Go through the entries below and pick out every line with "sein".

Data listing

== == ==

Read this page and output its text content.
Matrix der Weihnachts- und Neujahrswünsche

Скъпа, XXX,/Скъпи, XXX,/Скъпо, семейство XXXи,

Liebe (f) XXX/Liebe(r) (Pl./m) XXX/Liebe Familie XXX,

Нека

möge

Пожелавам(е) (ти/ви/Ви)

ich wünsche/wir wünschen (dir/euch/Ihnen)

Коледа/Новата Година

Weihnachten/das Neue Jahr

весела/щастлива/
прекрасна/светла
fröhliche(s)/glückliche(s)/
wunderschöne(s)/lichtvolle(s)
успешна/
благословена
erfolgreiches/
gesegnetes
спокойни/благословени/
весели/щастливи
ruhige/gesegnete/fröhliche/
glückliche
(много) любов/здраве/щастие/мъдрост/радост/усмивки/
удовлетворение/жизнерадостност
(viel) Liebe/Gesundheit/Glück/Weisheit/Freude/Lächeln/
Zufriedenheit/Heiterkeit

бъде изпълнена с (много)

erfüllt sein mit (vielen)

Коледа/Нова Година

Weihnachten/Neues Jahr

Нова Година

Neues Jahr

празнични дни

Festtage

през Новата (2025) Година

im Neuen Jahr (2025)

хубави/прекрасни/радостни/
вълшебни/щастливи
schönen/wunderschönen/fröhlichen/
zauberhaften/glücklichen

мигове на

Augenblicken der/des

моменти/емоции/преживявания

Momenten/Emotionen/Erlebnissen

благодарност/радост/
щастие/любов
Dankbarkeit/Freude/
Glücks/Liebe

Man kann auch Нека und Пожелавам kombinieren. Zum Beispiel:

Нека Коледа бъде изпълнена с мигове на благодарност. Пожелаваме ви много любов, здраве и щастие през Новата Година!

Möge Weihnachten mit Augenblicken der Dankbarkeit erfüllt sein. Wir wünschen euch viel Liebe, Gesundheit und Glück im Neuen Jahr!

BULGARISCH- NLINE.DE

== == ==

[OUTPUT FOR THIS TASK]
erfüllt sein mit (vielen)
Möge Weihnachten mit Augenblicken der Dankbarkeit erfüllt sein. Wir wünschen euch viel Liebe, Gesundheit und Glück im Neuen Jahr!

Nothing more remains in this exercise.